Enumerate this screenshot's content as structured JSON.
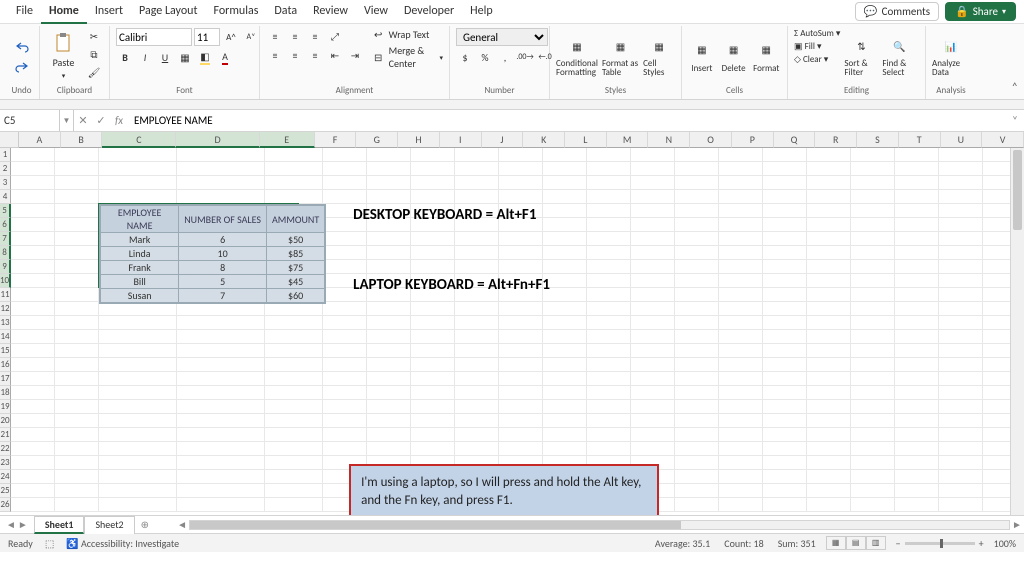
{
  "menu": {
    "tabs": [
      "File",
      "Home",
      "Insert",
      "Page Layout",
      "Formulas",
      "Data",
      "Review",
      "View",
      "Developer",
      "Help"
    ],
    "active": "Home",
    "comments": "Comments",
    "share": "Share"
  },
  "ribbon": {
    "undo_label": "Undo",
    "clipboard": {
      "paste": "Paste",
      "label": "Clipboard"
    },
    "font": {
      "name": "Calibri",
      "size": "11",
      "label": "Font"
    },
    "alignment": {
      "wrap": "Wrap Text",
      "merge": "Merge & Center",
      "label": "Alignment"
    },
    "number": {
      "format": "General",
      "label": "Number"
    },
    "styles": {
      "cond": "Conditional Formatting",
      "fmttbl": "Format as Table",
      "cellstyles": "Cell Styles",
      "label": "Styles"
    },
    "cells": {
      "insert": "Insert",
      "delete": "Delete",
      "format": "Format",
      "label": "Cells"
    },
    "editing": {
      "autosum": "AutoSum",
      "fill": "Fill",
      "clear": "Clear",
      "sort": "Sort & Filter",
      "find": "Find & Select",
      "label": "Editing"
    },
    "analysis": {
      "analyze": "Analyze Data",
      "label": "Analysis"
    }
  },
  "formula_bar": {
    "name_box": "C5",
    "fx": "fx",
    "value": "EMPLOYEE NAME"
  },
  "columns": [
    "A",
    "B",
    "C",
    "D",
    "E",
    "F",
    "G",
    "H",
    "I",
    "J",
    "K",
    "L",
    "M",
    "N",
    "O",
    "P",
    "Q",
    "R",
    "S",
    "T",
    "U",
    "V"
  ],
  "selected_cols": [
    "C",
    "D",
    "E"
  ],
  "selected_rows": [
    5,
    6,
    7,
    8,
    9,
    10
  ],
  "chart_data": {
    "type": "table",
    "columns": [
      "EMPLOYEE NAME",
      "NUMBER OF SALES",
      "AMMOUNT"
    ],
    "rows": [
      [
        "Mark",
        "6",
        "$50"
      ],
      [
        "Linda",
        "10",
        "$85"
      ],
      [
        "Frank",
        "8",
        "$75"
      ],
      [
        "Bill",
        "5",
        "$45"
      ],
      [
        "Susan",
        "7",
        "$60"
      ]
    ]
  },
  "labels": {
    "desktop": "DESKTOP KEYBOARD = Alt+F1",
    "laptop": "LAPTOP KEYBOARD = Alt+Fn+F1"
  },
  "callout": "I'm using a laptop, so I will press and hold the Alt key, and the Fn key, and press F1.",
  "sheets": {
    "tabs": [
      "Sheet1",
      "Sheet2"
    ],
    "active": "Sheet1"
  },
  "status": {
    "ready": "Ready",
    "access": "Accessibility: Investigate",
    "avg": "Average: 35.1",
    "count": "Count: 18",
    "sum": "Sum: 351",
    "zoom": "100%"
  }
}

********

> _DESCRIPTION OF THE TASK_:
Pictures stay out of the copy; please restate every record above exactly.

> _TASK ANSWER_:
Enumerate this screenshot's content as structured JSON.
{
  "menu": {
    "tabs": [
      "File",
      "Home",
      "Insert",
      "Page Layout",
      "Formulas",
      "Data",
      "Review",
      "View",
      "Developer",
      "Help"
    ],
    "active": "Home",
    "comments": "Comments",
    "share": "Share"
  },
  "ribbon": {
    "undo_label": "Undo",
    "clipboard": {
      "paste": "Paste",
      "label": "Clipboard"
    },
    "font": {
      "name": "Calibri",
      "size": "11",
      "label": "Font"
    },
    "alignment": {
      "wrap": "Wrap Text",
      "merge": "Merge & Center",
      "label": "Alignment"
    },
    "number": {
      "format": "General",
      "label": "Number"
    },
    "styles": {
      "cond": "Conditional Formatting",
      "fmttbl": "Format as Table",
      "cellstyles": "Cell Styles",
      "label": "Styles"
    },
    "cells": {
      "insert": "Insert",
      "delete": "Delete",
      "format": "Format",
      "label": "Cells"
    },
    "editing": {
      "autosum": "AutoSum",
      "fill": "Fill",
      "clear": "Clear",
      "sort": "Sort & Filter",
      "find": "Find & Select",
      "label": "Editing"
    },
    "analysis": {
      "analyze": "Analyze Data",
      "label": "Analysis"
    }
  },
  "formula_bar": {
    "name_box": "C5",
    "fx": "fx",
    "value": "EMPLOYEE NAME"
  },
  "columns": [
    "A",
    "B",
    "C",
    "D",
    "E",
    "F",
    "G",
    "H",
    "I",
    "J",
    "K",
    "L",
    "M",
    "N",
    "O",
    "P",
    "Q",
    "R",
    "S",
    "T",
    "U",
    "V"
  ],
  "selected_cols": [
    "C",
    "D",
    "E"
  ],
  "selected_rows": [
    5,
    6,
    7,
    8,
    9,
    10
  ],
  "chart_data": {
    "type": "table",
    "columns": [
      "EMPLOYEE NAME",
      "NUMBER OF SALES",
      "AMMOUNT"
    ],
    "rows": [
      [
        "Mark",
        "6",
        "$50"
      ],
      [
        "Linda",
        "10",
        "$85"
      ],
      [
        "Frank",
        "8",
        "$75"
      ],
      [
        "Bill",
        "5",
        "$45"
      ],
      [
        "Susan",
        "7",
        "$60"
      ]
    ]
  },
  "labels": {
    "desktop": "DESKTOP KEYBOARD = Alt+F1",
    "laptop": "LAPTOP KEYBOARD = Alt+Fn+F1"
  },
  "callout": "I'm using a laptop, so I will press and hold the Alt key, and the Fn key, and press F1.",
  "sheets": {
    "tabs": [
      "Sheet1",
      "Sheet2"
    ],
    "active": "Sheet1"
  },
  "status": {
    "ready": "Ready",
    "access": "Accessibility: Investigate",
    "avg": "Average: 35.1",
    "count": "Count: 18",
    "sum": "Sum: 351",
    "zoom": "100%"
  }
}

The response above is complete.